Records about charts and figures
::::::::::

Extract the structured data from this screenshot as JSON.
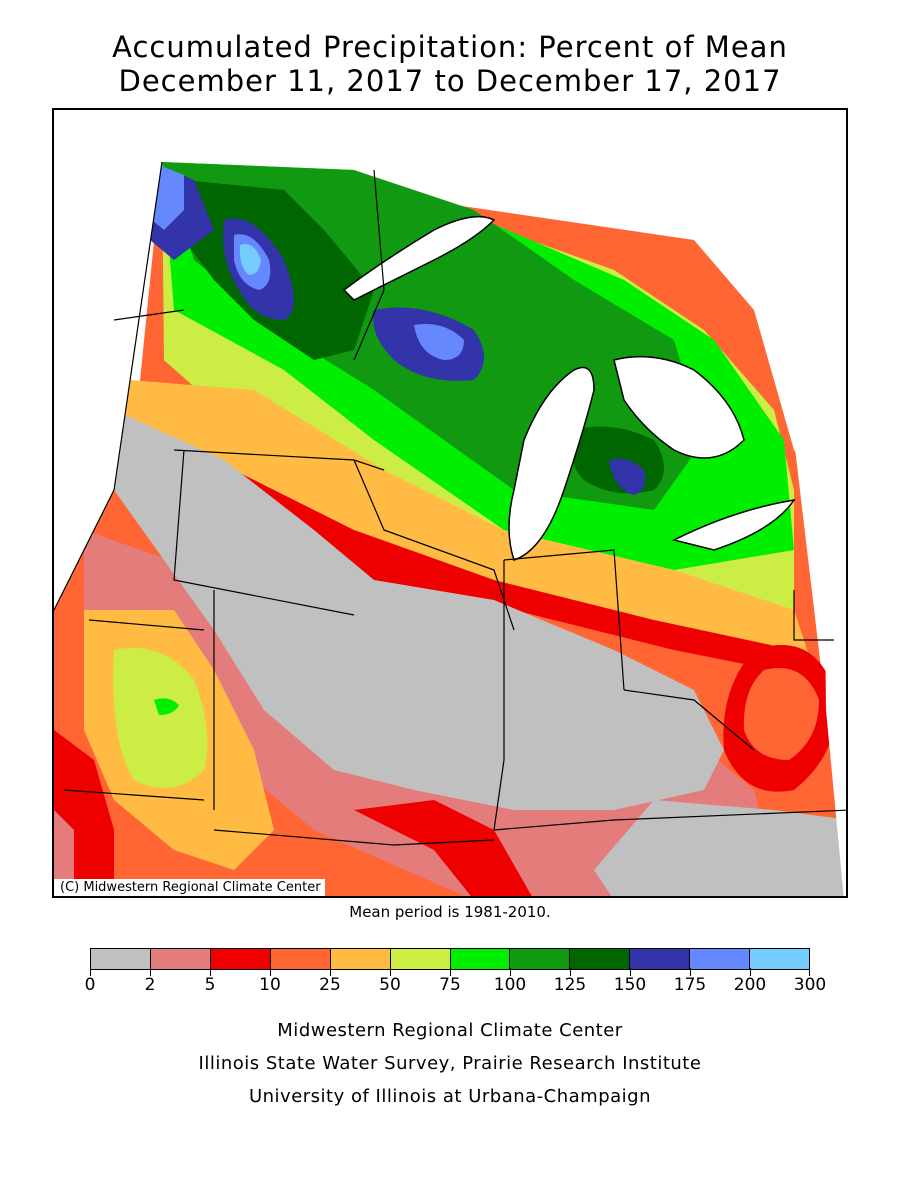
{
  "title": {
    "line1": "Accumulated Precipitation: Percent of Mean",
    "line2": "December 11, 2017 to December 17, 2017"
  },
  "map": {
    "credit": "(C) Midwestern Regional Climate Center",
    "mean_period": "Mean period is 1981-2010."
  },
  "legend": {
    "breaks": [
      "0",
      "2",
      "5",
      "10",
      "25",
      "50",
      "75",
      "100",
      "125",
      "150",
      "175",
      "200",
      "300"
    ],
    "colors": [
      "#c0c0c0",
      "#e47c7c",
      "#ee0000",
      "#ff6633",
      "#ffbb44",
      "#ccee44",
      "#00ee00",
      "#119911",
      "#006600",
      "#3333aa",
      "#6688ff",
      "#77ccff"
    ]
  },
  "footer": {
    "line1": "Midwestern Regional Climate Center",
    "line2": "Illinois State Water Survey, Prairie Research Institute",
    "line3": "University of Illinois at Urbana-Champaign"
  }
}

::::::::::

◆ EXERCISE DESCRIPTION
Return the listing above word for word, with the pictures removed.

◆ TASK RESULT
Extract the structured data from this screenshot as JSON.
{
  "title": {
    "line1": "Accumulated Precipitation: Percent of Mean",
    "line2": "December 11, 2017 to December 17, 2017"
  },
  "map": {
    "credit": "(C) Midwestern Regional Climate Center",
    "mean_period": "Mean period is 1981-2010."
  },
  "legend": {
    "breaks": [
      "0",
      "2",
      "5",
      "10",
      "25",
      "50",
      "75",
      "100",
      "125",
      "150",
      "175",
      "200",
      "300"
    ],
    "colors": [
      "#c0c0c0",
      "#e47c7c",
      "#ee0000",
      "#ff6633",
      "#ffbb44",
      "#ccee44",
      "#00ee00",
      "#119911",
      "#006600",
      "#3333aa",
      "#6688ff",
      "#77ccff"
    ]
  },
  "footer": {
    "line1": "Midwestern Regional Climate Center",
    "line2": "Illinois State Water Survey, Prairie Research Institute",
    "line3": "University of Illinois at Urbana-Champaign"
  }
}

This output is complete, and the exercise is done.